_THE PROBLEM:_
Transcribe every entry below word for word, but skip the pictures.

_SUPPLIED DATA:_
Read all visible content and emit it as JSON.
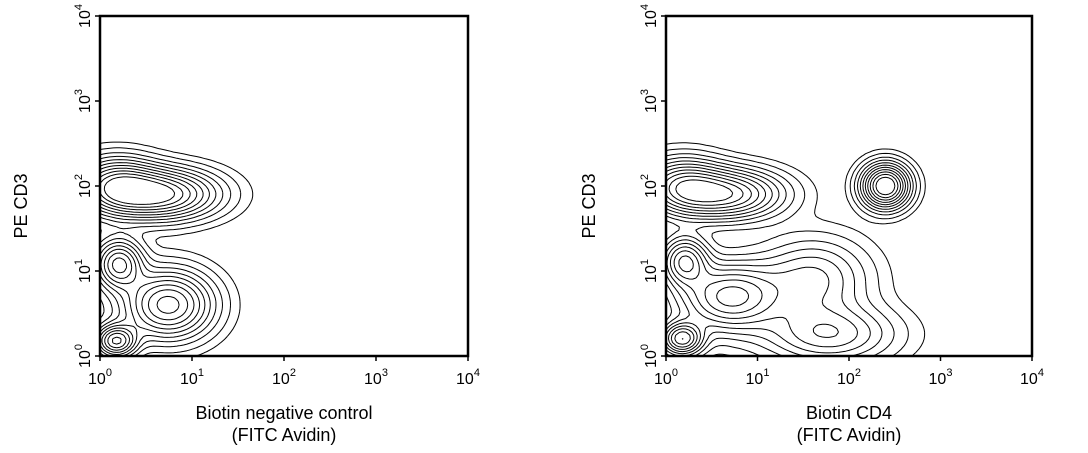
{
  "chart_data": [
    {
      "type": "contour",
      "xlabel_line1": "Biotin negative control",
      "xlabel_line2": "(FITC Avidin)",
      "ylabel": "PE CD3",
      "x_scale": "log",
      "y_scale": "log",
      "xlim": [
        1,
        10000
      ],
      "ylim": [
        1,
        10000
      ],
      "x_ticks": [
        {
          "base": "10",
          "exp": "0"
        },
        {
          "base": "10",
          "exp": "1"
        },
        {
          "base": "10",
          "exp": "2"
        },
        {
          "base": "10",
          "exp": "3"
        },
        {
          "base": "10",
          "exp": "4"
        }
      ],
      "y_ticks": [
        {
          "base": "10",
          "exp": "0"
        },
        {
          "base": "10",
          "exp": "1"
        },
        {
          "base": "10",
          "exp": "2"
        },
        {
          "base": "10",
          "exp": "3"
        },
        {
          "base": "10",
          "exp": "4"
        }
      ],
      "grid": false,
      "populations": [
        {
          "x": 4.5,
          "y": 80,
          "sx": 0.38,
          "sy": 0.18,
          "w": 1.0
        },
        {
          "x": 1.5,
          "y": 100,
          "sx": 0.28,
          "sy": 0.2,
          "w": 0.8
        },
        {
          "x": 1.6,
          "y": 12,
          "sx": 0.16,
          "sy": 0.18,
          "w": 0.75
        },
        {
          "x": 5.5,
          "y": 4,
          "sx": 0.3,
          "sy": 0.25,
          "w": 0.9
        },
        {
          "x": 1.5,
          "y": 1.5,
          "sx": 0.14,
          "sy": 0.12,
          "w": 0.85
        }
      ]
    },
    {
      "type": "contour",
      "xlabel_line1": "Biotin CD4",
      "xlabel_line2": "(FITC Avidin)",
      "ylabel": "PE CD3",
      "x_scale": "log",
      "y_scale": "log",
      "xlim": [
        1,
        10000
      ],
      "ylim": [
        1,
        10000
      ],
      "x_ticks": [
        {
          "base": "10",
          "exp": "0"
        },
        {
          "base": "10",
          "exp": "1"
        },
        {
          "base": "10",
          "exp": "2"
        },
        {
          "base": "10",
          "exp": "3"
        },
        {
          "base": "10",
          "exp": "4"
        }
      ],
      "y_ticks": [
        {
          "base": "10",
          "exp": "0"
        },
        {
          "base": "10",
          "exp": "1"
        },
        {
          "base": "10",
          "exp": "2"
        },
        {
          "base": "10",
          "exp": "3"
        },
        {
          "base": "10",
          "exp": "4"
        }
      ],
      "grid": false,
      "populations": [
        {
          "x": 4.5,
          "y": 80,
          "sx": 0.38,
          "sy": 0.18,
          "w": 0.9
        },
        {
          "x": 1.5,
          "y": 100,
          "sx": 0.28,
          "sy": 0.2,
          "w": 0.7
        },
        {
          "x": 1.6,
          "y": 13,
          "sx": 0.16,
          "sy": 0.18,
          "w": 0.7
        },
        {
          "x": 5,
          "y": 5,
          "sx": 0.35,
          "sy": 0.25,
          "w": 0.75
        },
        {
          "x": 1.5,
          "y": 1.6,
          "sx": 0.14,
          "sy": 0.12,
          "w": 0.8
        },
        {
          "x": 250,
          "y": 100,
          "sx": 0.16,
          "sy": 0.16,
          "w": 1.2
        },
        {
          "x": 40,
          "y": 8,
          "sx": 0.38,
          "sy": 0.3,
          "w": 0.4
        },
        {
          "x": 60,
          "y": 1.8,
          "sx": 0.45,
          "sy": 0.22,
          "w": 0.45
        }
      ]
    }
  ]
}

_EXERCISE RESULT:_
Read all visible content and emit it as JSON.
{
  "chart_data": [
    {
      "type": "contour",
      "xlabel_line1": "Biotin negative control",
      "xlabel_line2": "(FITC Avidin)",
      "ylabel": "PE CD3",
      "x_scale": "log",
      "y_scale": "log",
      "xlim": [
        1,
        10000
      ],
      "ylim": [
        1,
        10000
      ],
      "x_ticks": [
        {
          "base": "10",
          "exp": "0"
        },
        {
          "base": "10",
          "exp": "1"
        },
        {
          "base": "10",
          "exp": "2"
        },
        {
          "base": "10",
          "exp": "3"
        },
        {
          "base": "10",
          "exp": "4"
        }
      ],
      "y_ticks": [
        {
          "base": "10",
          "exp": "0"
        },
        {
          "base": "10",
          "exp": "1"
        },
        {
          "base": "10",
          "exp": "2"
        },
        {
          "base": "10",
          "exp": "3"
        },
        {
          "base": "10",
          "exp": "4"
        }
      ],
      "grid": false,
      "populations": [
        {
          "x": 4.5,
          "y": 80,
          "sx": 0.38,
          "sy": 0.18,
          "w": 1.0
        },
        {
          "x": 1.5,
          "y": 100,
          "sx": 0.28,
          "sy": 0.2,
          "w": 0.8
        },
        {
          "x": 1.6,
          "y": 12,
          "sx": 0.16,
          "sy": 0.18,
          "w": 0.75
        },
        {
          "x": 5.5,
          "y": 4,
          "sx": 0.3,
          "sy": 0.25,
          "w": 0.9
        },
        {
          "x": 1.5,
          "y": 1.5,
          "sx": 0.14,
          "sy": 0.12,
          "w": 0.85
        }
      ]
    },
    {
      "type": "contour",
      "xlabel_line1": "Biotin CD4",
      "xlabel_line2": "(FITC Avidin)",
      "ylabel": "PE CD3",
      "x_scale": "log",
      "y_scale": "log",
      "xlim": [
        1,
        10000
      ],
      "ylim": [
        1,
        10000
      ],
      "x_ticks": [
        {
          "base": "10",
          "exp": "0"
        },
        {
          "base": "10",
          "exp": "1"
        },
        {
          "base": "10",
          "exp": "2"
        },
        {
          "base": "10",
          "exp": "3"
        },
        {
          "base": "10",
          "exp": "4"
        }
      ],
      "y_ticks": [
        {
          "base": "10",
          "exp": "0"
        },
        {
          "base": "10",
          "exp": "1"
        },
        {
          "base": "10",
          "exp": "2"
        },
        {
          "base": "10",
          "exp": "3"
        },
        {
          "base": "10",
          "exp": "4"
        }
      ],
      "grid": false,
      "populations": [
        {
          "x": 4.5,
          "y": 80,
          "sx": 0.38,
          "sy": 0.18,
          "w": 0.9
        },
        {
          "x": 1.5,
          "y": 100,
          "sx": 0.28,
          "sy": 0.2,
          "w": 0.7
        },
        {
          "x": 1.6,
          "y": 13,
          "sx": 0.16,
          "sy": 0.18,
          "w": 0.7
        },
        {
          "x": 5,
          "y": 5,
          "sx": 0.35,
          "sy": 0.25,
          "w": 0.75
        },
        {
          "x": 1.5,
          "y": 1.6,
          "sx": 0.14,
          "sy": 0.12,
          "w": 0.8
        },
        {
          "x": 250,
          "y": 100,
          "sx": 0.16,
          "sy": 0.16,
          "w": 1.2
        },
        {
          "x": 40,
          "y": 8,
          "sx": 0.38,
          "sy": 0.3,
          "w": 0.4
        },
        {
          "x": 60,
          "y": 1.8,
          "sx": 0.45,
          "sy": 0.22,
          "w": 0.45
        }
      ]
    }
  ]
}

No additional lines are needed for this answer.